Work to do>
Look for the word "рублей" in the entries below, then copy every line that has it.

Saved data entries

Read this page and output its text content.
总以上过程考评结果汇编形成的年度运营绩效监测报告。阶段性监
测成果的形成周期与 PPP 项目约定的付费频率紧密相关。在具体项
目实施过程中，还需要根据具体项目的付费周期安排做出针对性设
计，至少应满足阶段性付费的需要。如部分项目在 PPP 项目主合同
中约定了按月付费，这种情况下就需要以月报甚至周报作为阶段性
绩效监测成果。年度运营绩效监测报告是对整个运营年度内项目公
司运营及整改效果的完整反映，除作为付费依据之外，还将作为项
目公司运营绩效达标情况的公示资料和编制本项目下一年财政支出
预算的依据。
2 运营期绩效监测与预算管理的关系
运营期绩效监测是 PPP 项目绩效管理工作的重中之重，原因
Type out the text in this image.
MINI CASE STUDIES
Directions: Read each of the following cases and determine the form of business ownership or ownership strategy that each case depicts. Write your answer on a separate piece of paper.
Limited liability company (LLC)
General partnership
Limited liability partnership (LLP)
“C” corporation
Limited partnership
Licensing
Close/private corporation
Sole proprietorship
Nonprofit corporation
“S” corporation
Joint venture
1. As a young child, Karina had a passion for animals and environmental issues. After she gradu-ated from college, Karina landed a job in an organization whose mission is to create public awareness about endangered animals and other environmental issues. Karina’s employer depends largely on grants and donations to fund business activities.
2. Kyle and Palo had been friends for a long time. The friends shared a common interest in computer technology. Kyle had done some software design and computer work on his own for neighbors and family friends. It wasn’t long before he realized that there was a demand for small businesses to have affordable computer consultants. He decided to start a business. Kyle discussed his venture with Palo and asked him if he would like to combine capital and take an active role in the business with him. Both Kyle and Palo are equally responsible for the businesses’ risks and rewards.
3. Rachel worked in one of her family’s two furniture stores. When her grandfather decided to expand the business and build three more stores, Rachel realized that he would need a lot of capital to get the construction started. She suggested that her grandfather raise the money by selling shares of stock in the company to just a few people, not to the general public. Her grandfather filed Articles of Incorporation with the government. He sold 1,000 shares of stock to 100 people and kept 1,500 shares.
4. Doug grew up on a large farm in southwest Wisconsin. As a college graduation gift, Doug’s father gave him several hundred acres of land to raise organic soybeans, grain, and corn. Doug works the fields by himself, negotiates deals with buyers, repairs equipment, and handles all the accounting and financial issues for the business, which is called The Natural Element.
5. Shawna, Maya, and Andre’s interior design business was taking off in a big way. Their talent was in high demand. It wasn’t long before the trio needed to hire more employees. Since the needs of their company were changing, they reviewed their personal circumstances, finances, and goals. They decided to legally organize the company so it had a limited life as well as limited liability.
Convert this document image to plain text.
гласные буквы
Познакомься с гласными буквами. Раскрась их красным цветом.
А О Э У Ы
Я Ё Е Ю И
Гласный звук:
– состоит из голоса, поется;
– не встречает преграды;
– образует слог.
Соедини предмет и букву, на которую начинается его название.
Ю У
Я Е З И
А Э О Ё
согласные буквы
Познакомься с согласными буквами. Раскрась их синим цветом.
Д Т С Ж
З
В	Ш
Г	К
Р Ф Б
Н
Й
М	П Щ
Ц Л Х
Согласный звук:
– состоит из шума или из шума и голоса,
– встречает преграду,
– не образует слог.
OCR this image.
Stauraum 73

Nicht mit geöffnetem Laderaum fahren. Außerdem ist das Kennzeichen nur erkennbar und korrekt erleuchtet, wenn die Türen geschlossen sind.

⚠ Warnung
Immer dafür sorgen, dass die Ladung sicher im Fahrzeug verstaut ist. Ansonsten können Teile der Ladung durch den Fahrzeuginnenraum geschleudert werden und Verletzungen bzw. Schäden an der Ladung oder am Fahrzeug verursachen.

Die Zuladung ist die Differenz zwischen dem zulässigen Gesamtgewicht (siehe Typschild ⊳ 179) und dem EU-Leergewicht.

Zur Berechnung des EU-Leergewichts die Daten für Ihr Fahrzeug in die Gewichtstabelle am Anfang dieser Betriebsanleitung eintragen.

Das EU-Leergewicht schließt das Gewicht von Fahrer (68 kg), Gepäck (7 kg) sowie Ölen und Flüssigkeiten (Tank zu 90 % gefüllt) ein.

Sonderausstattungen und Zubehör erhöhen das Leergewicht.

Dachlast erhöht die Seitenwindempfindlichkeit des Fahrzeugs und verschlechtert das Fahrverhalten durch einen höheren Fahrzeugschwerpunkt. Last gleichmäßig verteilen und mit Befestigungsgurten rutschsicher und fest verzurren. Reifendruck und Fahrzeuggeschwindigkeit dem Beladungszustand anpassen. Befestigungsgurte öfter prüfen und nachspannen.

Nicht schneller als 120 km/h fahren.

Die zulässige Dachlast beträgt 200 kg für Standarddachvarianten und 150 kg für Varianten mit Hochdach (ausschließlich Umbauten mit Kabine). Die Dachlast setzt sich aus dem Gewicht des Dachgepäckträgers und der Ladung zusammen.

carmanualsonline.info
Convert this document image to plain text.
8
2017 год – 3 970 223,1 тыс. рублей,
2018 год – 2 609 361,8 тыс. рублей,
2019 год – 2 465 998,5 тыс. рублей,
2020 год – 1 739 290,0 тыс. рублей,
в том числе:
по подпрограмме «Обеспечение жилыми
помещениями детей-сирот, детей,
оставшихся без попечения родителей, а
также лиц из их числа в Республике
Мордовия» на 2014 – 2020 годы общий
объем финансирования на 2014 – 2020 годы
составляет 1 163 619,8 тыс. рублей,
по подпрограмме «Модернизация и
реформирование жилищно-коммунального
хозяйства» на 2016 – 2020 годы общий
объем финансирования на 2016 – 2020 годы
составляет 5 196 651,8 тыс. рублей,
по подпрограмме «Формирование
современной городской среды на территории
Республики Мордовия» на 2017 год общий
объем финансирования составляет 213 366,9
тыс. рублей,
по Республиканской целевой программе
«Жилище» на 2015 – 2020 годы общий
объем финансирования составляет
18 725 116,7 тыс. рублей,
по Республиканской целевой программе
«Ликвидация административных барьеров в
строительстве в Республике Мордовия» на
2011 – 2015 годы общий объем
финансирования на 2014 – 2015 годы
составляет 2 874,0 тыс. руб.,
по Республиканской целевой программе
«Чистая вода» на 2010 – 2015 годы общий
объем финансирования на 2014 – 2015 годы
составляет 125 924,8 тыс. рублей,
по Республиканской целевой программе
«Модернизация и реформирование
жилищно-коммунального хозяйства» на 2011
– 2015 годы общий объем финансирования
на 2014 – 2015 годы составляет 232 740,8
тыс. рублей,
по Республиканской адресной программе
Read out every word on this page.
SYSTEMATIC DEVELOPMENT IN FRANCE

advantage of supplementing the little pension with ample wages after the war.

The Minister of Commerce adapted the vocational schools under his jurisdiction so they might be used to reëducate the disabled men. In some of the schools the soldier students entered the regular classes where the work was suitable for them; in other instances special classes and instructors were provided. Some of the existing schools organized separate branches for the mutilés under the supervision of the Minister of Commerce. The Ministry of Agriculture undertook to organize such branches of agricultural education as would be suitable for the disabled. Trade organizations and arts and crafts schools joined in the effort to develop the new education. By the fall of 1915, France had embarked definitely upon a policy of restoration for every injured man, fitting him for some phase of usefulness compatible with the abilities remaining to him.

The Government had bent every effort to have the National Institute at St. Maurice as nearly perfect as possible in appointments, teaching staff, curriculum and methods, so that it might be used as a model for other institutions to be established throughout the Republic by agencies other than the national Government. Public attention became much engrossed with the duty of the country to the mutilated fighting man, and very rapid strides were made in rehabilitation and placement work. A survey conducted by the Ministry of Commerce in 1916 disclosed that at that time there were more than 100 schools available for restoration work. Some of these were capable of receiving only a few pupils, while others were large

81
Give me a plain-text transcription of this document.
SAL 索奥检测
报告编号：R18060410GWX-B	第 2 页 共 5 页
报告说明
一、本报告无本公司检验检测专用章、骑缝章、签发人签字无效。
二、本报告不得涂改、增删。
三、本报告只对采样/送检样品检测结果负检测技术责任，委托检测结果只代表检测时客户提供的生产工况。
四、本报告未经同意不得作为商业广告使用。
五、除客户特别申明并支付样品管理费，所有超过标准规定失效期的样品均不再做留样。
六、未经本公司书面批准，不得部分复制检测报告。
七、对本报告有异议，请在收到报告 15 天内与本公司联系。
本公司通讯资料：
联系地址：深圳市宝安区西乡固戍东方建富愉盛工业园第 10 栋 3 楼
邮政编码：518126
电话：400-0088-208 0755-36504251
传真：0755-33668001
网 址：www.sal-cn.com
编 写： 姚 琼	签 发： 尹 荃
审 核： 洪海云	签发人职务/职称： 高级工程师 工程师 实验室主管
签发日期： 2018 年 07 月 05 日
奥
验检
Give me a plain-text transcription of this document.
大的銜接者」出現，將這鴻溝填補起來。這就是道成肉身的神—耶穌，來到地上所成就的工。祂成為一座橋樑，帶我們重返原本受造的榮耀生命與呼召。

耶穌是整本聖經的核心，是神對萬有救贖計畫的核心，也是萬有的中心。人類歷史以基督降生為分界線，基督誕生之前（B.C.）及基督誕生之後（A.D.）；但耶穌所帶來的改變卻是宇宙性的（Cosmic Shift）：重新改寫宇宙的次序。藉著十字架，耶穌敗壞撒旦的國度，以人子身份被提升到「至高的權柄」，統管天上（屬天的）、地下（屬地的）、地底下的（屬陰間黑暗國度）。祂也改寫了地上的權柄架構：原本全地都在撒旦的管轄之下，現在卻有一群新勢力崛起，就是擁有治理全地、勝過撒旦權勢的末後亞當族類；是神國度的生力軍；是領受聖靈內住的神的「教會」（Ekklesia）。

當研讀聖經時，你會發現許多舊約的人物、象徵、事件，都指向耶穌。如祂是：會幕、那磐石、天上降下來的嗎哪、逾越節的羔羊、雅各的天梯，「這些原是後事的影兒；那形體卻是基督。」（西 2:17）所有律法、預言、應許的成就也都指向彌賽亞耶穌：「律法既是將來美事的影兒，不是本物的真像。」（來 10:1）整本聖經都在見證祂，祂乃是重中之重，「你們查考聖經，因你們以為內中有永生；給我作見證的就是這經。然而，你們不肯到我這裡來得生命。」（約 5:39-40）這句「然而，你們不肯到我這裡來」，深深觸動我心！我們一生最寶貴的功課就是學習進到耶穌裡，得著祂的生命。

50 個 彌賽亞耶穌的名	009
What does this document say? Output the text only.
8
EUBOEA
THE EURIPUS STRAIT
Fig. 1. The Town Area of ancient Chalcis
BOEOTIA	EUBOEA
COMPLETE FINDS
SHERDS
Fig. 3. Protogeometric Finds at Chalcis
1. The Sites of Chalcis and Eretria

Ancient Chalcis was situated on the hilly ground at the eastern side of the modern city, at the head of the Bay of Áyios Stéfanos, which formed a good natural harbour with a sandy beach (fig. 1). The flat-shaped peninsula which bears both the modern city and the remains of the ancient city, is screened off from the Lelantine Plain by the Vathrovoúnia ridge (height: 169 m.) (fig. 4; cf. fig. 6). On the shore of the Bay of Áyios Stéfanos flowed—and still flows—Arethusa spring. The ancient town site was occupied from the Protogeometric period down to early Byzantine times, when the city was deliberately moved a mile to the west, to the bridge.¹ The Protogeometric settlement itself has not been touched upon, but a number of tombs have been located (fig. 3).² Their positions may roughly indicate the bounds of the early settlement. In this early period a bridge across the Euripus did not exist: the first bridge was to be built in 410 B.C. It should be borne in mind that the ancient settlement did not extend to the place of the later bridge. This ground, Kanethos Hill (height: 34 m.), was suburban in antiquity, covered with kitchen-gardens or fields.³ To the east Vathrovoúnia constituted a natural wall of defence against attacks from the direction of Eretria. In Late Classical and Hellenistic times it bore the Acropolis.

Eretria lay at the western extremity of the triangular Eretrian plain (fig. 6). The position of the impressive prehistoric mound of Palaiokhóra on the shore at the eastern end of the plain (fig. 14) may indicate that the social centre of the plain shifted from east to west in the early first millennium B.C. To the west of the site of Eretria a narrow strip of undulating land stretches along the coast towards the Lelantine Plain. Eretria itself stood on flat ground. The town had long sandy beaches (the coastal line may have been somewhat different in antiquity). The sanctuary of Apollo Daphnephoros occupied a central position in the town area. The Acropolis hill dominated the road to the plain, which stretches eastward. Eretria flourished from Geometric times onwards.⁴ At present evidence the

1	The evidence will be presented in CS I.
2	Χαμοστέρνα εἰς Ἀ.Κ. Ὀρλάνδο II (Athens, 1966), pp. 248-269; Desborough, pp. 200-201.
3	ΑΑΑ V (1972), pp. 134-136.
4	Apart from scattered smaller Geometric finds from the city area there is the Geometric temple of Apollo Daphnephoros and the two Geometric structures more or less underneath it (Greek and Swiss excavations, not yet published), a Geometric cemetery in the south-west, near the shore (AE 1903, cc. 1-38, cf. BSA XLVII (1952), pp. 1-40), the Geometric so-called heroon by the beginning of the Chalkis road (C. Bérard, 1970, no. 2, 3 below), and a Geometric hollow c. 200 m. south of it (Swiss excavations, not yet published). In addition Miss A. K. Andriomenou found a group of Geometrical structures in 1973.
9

Full answer>
2017 год – 3 970 223,1 тыс. рублей,
2018 год – 2 609 361,8 тыс. рублей,
2019 год – 2 465 998,5 тыс. рублей,
2020 год – 1 739 290,0 тыс. рублей,
составляет 1 163 619,8 тыс. рублей,
составляет 5 196 651,8 тыс. рублей,
тыс. рублей,
18 725 116,7 тыс. рублей,
составляет 125 924,8 тыс. рублей,
тыс. рублей,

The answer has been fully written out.